__What you need to do__
Find the word "JSON" in the material below and gather every line that contains it.

[Data extracted from a collection]
* * * *
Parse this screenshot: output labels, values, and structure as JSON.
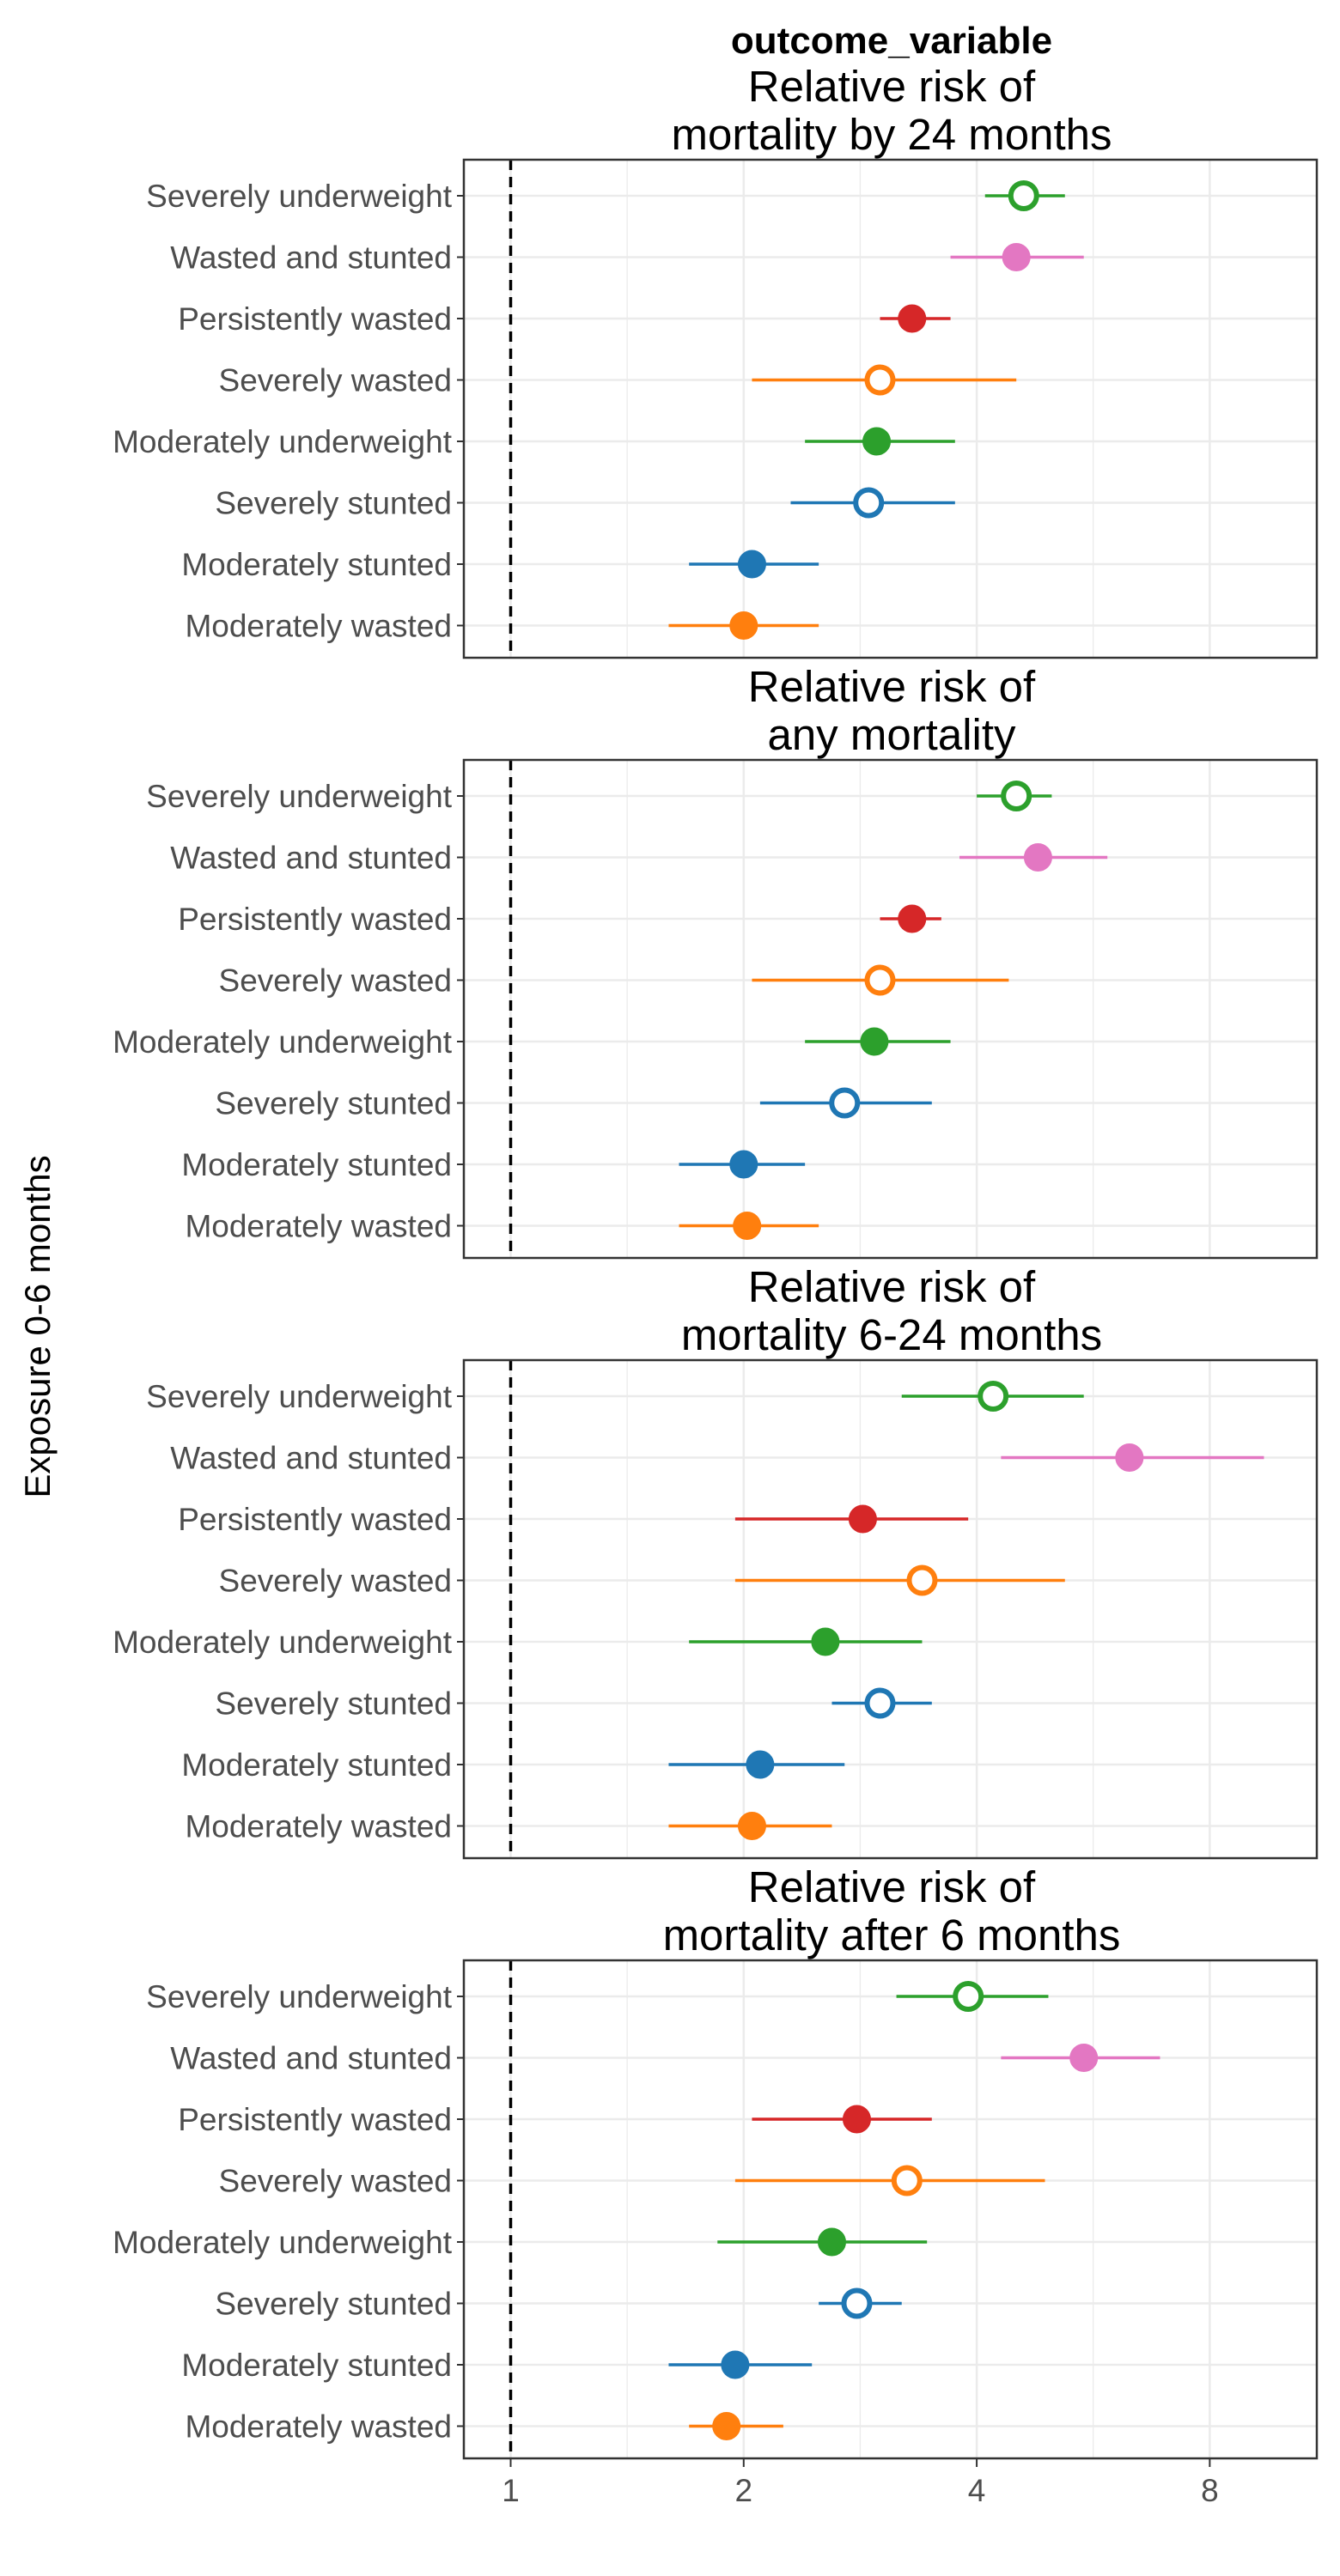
{
  "strip_title": "outcome_variable",
  "y_axis_label": "Exposure 0-6 months",
  "colors": {
    "green": "#2ca02c",
    "pink": "#e377c2",
    "red": "#d62728",
    "orange": "#ff7f0e",
    "blue": "#1f77b4"
  },
  "chart_data": {
    "type": "scatter",
    "subtype": "forest-plot",
    "x_scale": "log2",
    "xlim": [
      0.87,
      11
    ],
    "x_ticks": [
      1,
      2,
      4,
      8
    ],
    "reference_line": 1,
    "grid": true,
    "categories": [
      "Severely underweight",
      "Wasted and stunted",
      "Persistently wasted",
      "Severely wasted",
      "Moderately underweight",
      "Severely stunted",
      "Moderately stunted",
      "Moderately wasted"
    ],
    "marker_style": [
      "hollow",
      "filled",
      "filled",
      "hollow",
      "filled",
      "hollow",
      "filled",
      "filled"
    ],
    "marker_color": [
      "green",
      "pink",
      "red",
      "orange",
      "green",
      "blue",
      "blue",
      "orange"
    ],
    "panels": [
      {
        "title_line1": "Relative risk of",
        "title_line2": "mortality by 24 months",
        "estimates": [
          {
            "est": 4.6,
            "lo": 4.1,
            "hi": 5.2
          },
          {
            "est": 4.5,
            "lo": 3.7,
            "hi": 5.5
          },
          {
            "est": 3.3,
            "lo": 3.0,
            "hi": 3.7
          },
          {
            "est": 3.0,
            "lo": 2.05,
            "hi": 4.5
          },
          {
            "est": 2.97,
            "lo": 2.4,
            "hi": 3.75
          },
          {
            "est": 2.9,
            "lo": 2.3,
            "hi": 3.75
          },
          {
            "est": 2.05,
            "lo": 1.7,
            "hi": 2.5
          },
          {
            "est": 2.0,
            "lo": 1.6,
            "hi": 2.5
          }
        ]
      },
      {
        "title_line1": "Relative risk of",
        "title_line2": "any mortality",
        "estimates": [
          {
            "est": 4.5,
            "lo": 4.0,
            "hi": 5.0
          },
          {
            "est": 4.8,
            "lo": 3.8,
            "hi": 5.9
          },
          {
            "est": 3.3,
            "lo": 3.0,
            "hi": 3.6
          },
          {
            "est": 3.0,
            "lo": 2.05,
            "hi": 4.4
          },
          {
            "est": 2.95,
            "lo": 2.4,
            "hi": 3.7
          },
          {
            "est": 2.7,
            "lo": 2.1,
            "hi": 3.5
          },
          {
            "est": 2.0,
            "lo": 1.65,
            "hi": 2.4
          },
          {
            "est": 2.02,
            "lo": 1.65,
            "hi": 2.5
          }
        ]
      },
      {
        "title_line1": "Relative risk of",
        "title_line2": "mortality 6-24 months",
        "estimates": [
          {
            "est": 4.2,
            "lo": 3.2,
            "hi": 5.5
          },
          {
            "est": 6.3,
            "lo": 4.3,
            "hi": 9.4
          },
          {
            "est": 2.85,
            "lo": 1.95,
            "hi": 3.9
          },
          {
            "est": 3.4,
            "lo": 1.95,
            "hi": 5.2
          },
          {
            "est": 2.55,
            "lo": 1.7,
            "hi": 3.4
          },
          {
            "est": 3.0,
            "lo": 2.6,
            "hi": 3.5
          },
          {
            "est": 2.1,
            "lo": 1.6,
            "hi": 2.7
          },
          {
            "est": 2.05,
            "lo": 1.6,
            "hi": 2.6
          }
        ]
      },
      {
        "title_line1": "Relative risk of",
        "title_line2": "mortality after 6 months",
        "estimates": [
          {
            "est": 3.9,
            "lo": 3.15,
            "hi": 4.95
          },
          {
            "est": 5.5,
            "lo": 4.3,
            "hi": 6.9
          },
          {
            "est": 2.8,
            "lo": 2.05,
            "hi": 3.5
          },
          {
            "est": 3.25,
            "lo": 1.95,
            "hi": 4.9
          },
          {
            "est": 2.6,
            "lo": 1.85,
            "hi": 3.45
          },
          {
            "est": 2.8,
            "lo": 2.5,
            "hi": 3.2
          },
          {
            "est": 1.95,
            "lo": 1.6,
            "hi": 2.45
          },
          {
            "est": 1.9,
            "lo": 1.7,
            "hi": 2.25
          }
        ]
      }
    ]
  }
}
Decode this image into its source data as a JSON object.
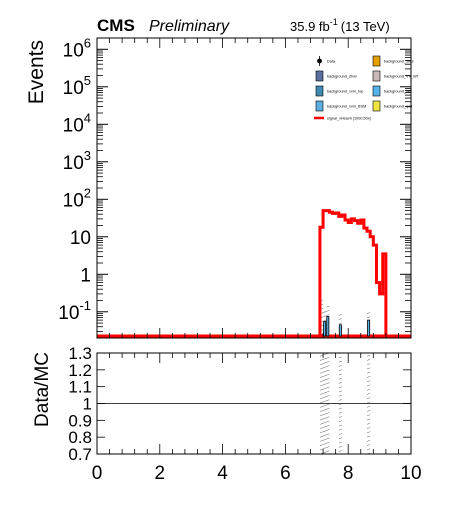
{
  "header": {
    "experiment": "CMS",
    "status": "Preliminary",
    "lumi": "35.9 fb",
    "lumi_exp": "-1",
    "energy": "(13 TeV)"
  },
  "legend": {
    "entries": [
      {
        "label": "Data",
        "marker": "point",
        "color": "#000000"
      },
      {
        "label": "background_SMs",
        "marker": "box",
        "color": "#e69f00"
      },
      {
        "label": "background_Zlvlv",
        "marker": "box",
        "color": "#5b6f9e"
      },
      {
        "label": "background_VV_Wt",
        "marker": "box",
        "color": "#c9b8b8"
      },
      {
        "label": "background_vvm_top",
        "marker": "box",
        "color": "#3f8ab0"
      },
      {
        "label": "background_Wtt",
        "marker": "box",
        "color": "#56b4e9"
      },
      {
        "label": "background_vvm_BSM",
        "marker": "box",
        "color": "#5aaee0"
      },
      {
        "label": "background_qcd",
        "marker": "box",
        "color": "#f0e442"
      },
      {
        "label": "signal_vHeavh [1000,50x]",
        "marker": "line",
        "color": "#ff0000"
      }
    ]
  },
  "chart_data": [
    {
      "type": "histogram",
      "panel": "main",
      "ylabel": "Events",
      "yscale": "log",
      "ylim": [
        0.02,
        2000000
      ],
      "xlim": [
        0,
        10
      ],
      "y_ticks": [
        {
          "v": 0.1,
          "m": "10",
          "e": "-1"
        },
        {
          "v": 1,
          "m": "1",
          "e": ""
        },
        {
          "v": 10,
          "m": "10",
          "e": ""
        },
        {
          "v": 100,
          "m": "10",
          "e": "2"
        },
        {
          "v": 1000,
          "m": "10",
          "e": "3"
        },
        {
          "v": 10000,
          "m": "10",
          "e": "4"
        },
        {
          "v": 100000,
          "m": "10",
          "e": "5"
        },
        {
          "v": 1000000,
          "m": "10",
          "e": "6"
        }
      ],
      "signal": {
        "name": "signal_vHeavh [1000,50x]",
        "color": "#ff0000",
        "bin_edges": [
          7.1,
          7.2,
          7.3,
          7.4,
          7.5,
          7.6,
          7.7,
          7.8,
          7.9,
          8.0,
          8.1,
          8.2,
          8.3,
          8.4,
          8.5,
          8.6,
          8.7,
          8.8,
          8.9,
          9.0,
          9.1,
          9.2
        ],
        "values": [
          18,
          50,
          50,
          45,
          42,
          43,
          35,
          38,
          28,
          24,
          30,
          27,
          23,
          28,
          17,
          14,
          10,
          6,
          0.6,
          0.3,
          3.5
        ]
      },
      "background": {
        "color": "#56b4e9",
        "bins": [
          {
            "x0": 7.2,
            "x1": 7.3,
            "y": 0.055
          },
          {
            "x0": 7.3,
            "x1": 7.4,
            "y": 0.075
          },
          {
            "x0": 7.7,
            "x1": 7.8,
            "y": 0.045
          },
          {
            "x0": 8.6,
            "x1": 8.7,
            "y": 0.06
          }
        ]
      },
      "uncertainty_bins": [
        {
          "x0": 7.1,
          "x1": 7.2,
          "lo": 0.02,
          "hi": 0.22
        },
        {
          "x0": 7.2,
          "x1": 7.3,
          "lo": 0.02,
          "hi": 0.12
        },
        {
          "x0": 7.3,
          "x1": 7.4,
          "lo": 0.02,
          "hi": 0.15
        },
        {
          "x0": 7.7,
          "x1": 7.8,
          "lo": 0.02,
          "hi": 0.09
        },
        {
          "x0": 8.6,
          "x1": 8.7,
          "lo": 0.02,
          "hi": 0.11
        }
      ],
      "baseline_color": "#ff0000"
    },
    {
      "type": "ratio",
      "panel": "ratio",
      "ylabel": "Data/MC",
      "ylim": [
        0.7,
        1.3
      ],
      "y_ticks": [
        "0.7",
        "0.8",
        "0.9",
        "1",
        "1.1",
        "1.2",
        "1.3"
      ],
      "xlim": [
        0,
        10
      ],
      "x_ticks": [
        "0",
        "2",
        "4",
        "6",
        "8",
        "10"
      ],
      "reference_line": 1.0,
      "uncertainty_bins": [
        {
          "x0": 7.1,
          "x1": 7.4
        },
        {
          "x0": 7.7,
          "x1": 7.8
        },
        {
          "x0": 8.6,
          "x1": 8.7
        }
      ]
    }
  ]
}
* * * *
__Result of this exercise__
Parse this screenshot: output labels, values, and structure as JSON.
Decode this image into its source data as a JSON object.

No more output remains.